> Short exercise: Give the entries again, word for word.

--- BEGIN ---

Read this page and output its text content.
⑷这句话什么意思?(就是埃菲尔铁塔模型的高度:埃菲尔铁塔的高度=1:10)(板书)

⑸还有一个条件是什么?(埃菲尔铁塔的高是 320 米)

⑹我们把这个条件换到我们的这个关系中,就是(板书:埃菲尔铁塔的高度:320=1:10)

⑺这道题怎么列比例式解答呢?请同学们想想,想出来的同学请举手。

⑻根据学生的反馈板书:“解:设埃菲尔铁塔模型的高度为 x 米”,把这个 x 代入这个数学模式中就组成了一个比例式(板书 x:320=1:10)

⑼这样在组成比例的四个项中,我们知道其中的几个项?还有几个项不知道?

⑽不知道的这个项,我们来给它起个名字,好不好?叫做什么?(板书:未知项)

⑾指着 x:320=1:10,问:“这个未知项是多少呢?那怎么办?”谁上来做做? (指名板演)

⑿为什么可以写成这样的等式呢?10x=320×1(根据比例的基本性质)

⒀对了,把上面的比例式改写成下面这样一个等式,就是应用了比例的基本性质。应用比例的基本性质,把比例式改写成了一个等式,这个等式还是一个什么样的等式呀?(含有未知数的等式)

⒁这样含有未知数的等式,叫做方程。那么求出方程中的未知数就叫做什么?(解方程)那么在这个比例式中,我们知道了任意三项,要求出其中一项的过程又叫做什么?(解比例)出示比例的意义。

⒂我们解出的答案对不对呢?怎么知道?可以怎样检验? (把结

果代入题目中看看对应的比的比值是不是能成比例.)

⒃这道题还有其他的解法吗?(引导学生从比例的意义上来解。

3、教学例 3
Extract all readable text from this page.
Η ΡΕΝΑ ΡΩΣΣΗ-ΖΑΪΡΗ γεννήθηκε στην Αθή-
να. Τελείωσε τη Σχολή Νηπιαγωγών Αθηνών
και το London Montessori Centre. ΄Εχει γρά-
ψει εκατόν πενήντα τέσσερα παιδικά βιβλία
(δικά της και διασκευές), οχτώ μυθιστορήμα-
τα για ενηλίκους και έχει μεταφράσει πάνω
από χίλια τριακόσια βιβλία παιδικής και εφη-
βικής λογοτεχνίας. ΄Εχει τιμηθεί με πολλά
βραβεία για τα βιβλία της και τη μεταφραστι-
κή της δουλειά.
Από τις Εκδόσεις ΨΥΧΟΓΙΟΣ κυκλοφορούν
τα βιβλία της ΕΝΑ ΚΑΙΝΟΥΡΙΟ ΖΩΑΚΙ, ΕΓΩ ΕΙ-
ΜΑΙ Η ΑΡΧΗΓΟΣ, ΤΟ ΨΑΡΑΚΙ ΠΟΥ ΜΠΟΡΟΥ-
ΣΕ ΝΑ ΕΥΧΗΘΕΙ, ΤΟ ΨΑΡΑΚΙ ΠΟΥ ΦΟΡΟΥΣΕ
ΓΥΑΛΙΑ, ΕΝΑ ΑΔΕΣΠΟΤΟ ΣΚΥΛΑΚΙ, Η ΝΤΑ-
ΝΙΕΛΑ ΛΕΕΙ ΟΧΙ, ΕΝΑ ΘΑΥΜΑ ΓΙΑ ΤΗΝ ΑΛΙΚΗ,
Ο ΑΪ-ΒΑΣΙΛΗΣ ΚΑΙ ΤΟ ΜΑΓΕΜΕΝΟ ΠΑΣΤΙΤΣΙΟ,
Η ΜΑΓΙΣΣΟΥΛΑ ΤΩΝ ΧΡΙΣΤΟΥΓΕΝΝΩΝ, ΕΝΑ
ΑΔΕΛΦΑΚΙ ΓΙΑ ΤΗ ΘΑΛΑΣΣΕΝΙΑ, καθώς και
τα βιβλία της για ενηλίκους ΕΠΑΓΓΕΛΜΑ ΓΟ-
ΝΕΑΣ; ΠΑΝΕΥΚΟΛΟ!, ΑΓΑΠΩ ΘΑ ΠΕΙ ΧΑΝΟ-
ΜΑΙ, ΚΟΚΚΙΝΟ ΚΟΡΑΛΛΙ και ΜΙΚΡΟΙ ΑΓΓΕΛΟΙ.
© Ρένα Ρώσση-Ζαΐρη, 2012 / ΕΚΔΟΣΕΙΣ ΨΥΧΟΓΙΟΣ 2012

--- END ---

> Output of the exercise:
Read this page and output its text content.
⑷这句话什么意思?(就是埃菲尔铁塔模型的高度:埃菲尔铁塔的高度=1:10)(板书)

⑸还有一个条件是什么?(埃菲尔铁塔的高是 320 米)

⑹我们把这个条件换到我们的这个关系中,就是(板书:埃菲尔铁塔的高度:320=1:10)

⑺这道题怎么列比例式解答呢?请同学们想想,想出来的同学请举手。

⑻根据学生的反馈板书:“解:设埃菲尔铁塔模型的高度为 x 米”,把这个 x 代入这个数学模式中就组成了一个比例式(板书 x:320=1:10)

⑼这样在组成比例的四个项中,我们知道其中的几个项?还有几个项不知道?

⑽不知道的这个项,我们来给它起个名字,好不好?叫做什么?(板书:未知项)

⑾指着 x:320=1:10,问:“这个未知项是多少呢?那怎么办?”谁上来做做? (指名板演)

⑿为什么可以写成这样的等式呢?10x=320×1(根据比例的基本性质)

⒀对了,把上面的比例式改写成下面这样一个等式,就是应用了比例的基本性质。应用比例的基本性质,把比例式改写成了一个等式,这个等式还是一个什么样的等式呀?(含有未知数的等式)

⒁这样含有未知数的等式,叫做方程。那么求出方程中的未知数就叫做什么?(解方程)那么在这个比例式中,我们知道了任意三项,要求出其中一项的过程又叫做什么?(解比例)出示比例的意义。

⒂我们解出的答案对不对呢?怎么知道?可以怎样检验? (把结

果代入题目中看看对应的比的比值是不是能成比例.)

⒃这道题还有其他的解法吗?(引导学生从比例的意义上来解。

3、教学例 3
Extract all readable text from this page.
Η ΡΕΝΑ ΡΩΣΣΗ-ΖΑΪΡΗ γεννήθηκε στην Αθή-
να. Τελείωσε τη Σχολή Νηπιαγωγών Αθηνών
και το London Montessori Centre. ΄Εχει γρά-
ψει εκατόν πενήντα τέσσερα παιδικά βιβλία
(δικά της και διασκευές), οχτώ μυθιστορήμα-
τα για ενηλίκους και έχει μεταφράσει πάνω
από χίλια τριακόσια βιβλία παιδικής και εφη-
βικής λογοτεχνίας. ΄Εχει τιμηθεί με πολλά
βραβεία για τα βιβλία της και τη μεταφραστι-
κή της δουλειά.
Από τις Εκδόσεις ΨΥΧΟΓΙΟΣ κυκλοφορούν
τα βιβλία της ΕΝΑ ΚΑΙΝΟΥΡΙΟ ΖΩΑΚΙ, ΕΓΩ ΕΙ-
ΜΑΙ Η ΑΡΧΗΓΟΣ, ΤΟ ΨΑΡΑΚΙ ΠΟΥ ΜΠΟΡΟΥ-
ΣΕ ΝΑ ΕΥΧΗΘΕΙ, ΤΟ ΨΑΡΑΚΙ ΠΟΥ ΦΟΡΟΥΣΕ
ΓΥΑΛΙΑ, ΕΝΑ ΑΔΕΣΠΟΤΟ ΣΚΥΛΑΚΙ, Η ΝΤΑ-
ΝΙΕΛΑ ΛΕΕΙ ΟΧΙ, ΕΝΑ ΘΑΥΜΑ ΓΙΑ ΤΗΝ ΑΛΙΚΗ,
Ο ΑΪ-ΒΑΣΙΛΗΣ ΚΑΙ ΤΟ ΜΑΓΕΜΕΝΟ ΠΑΣΤΙΤΣΙΟ,
Η ΜΑΓΙΣΣΟΥΛΑ ΤΩΝ ΧΡΙΣΤΟΥΓΕΝΝΩΝ, ΕΝΑ
ΑΔΕΛΦΑΚΙ ΓΙΑ ΤΗ ΘΑΛΑΣΣΕΝΙΑ, καθώς και
τα βιβλία της για ενηλίκους ΕΠΑΓΓΕΛΜΑ ΓΟ-
ΝΕΑΣ; ΠΑΝΕΥΚΟΛΟ!, ΑΓΑΠΩ ΘΑ ΠΕΙ ΧΑΝΟ-
ΜΑΙ, ΚΟΚΚΙΝΟ ΚΟΡΑΛΛΙ και ΜΙΚΡΟΙ ΑΓΓΕΛΟΙ.
© Ρένα Ρώσση-Ζαΐρη, 2012 / ΕΚΔΟΣΕΙΣ ΨΥΧΟΓΙΟΣ 2012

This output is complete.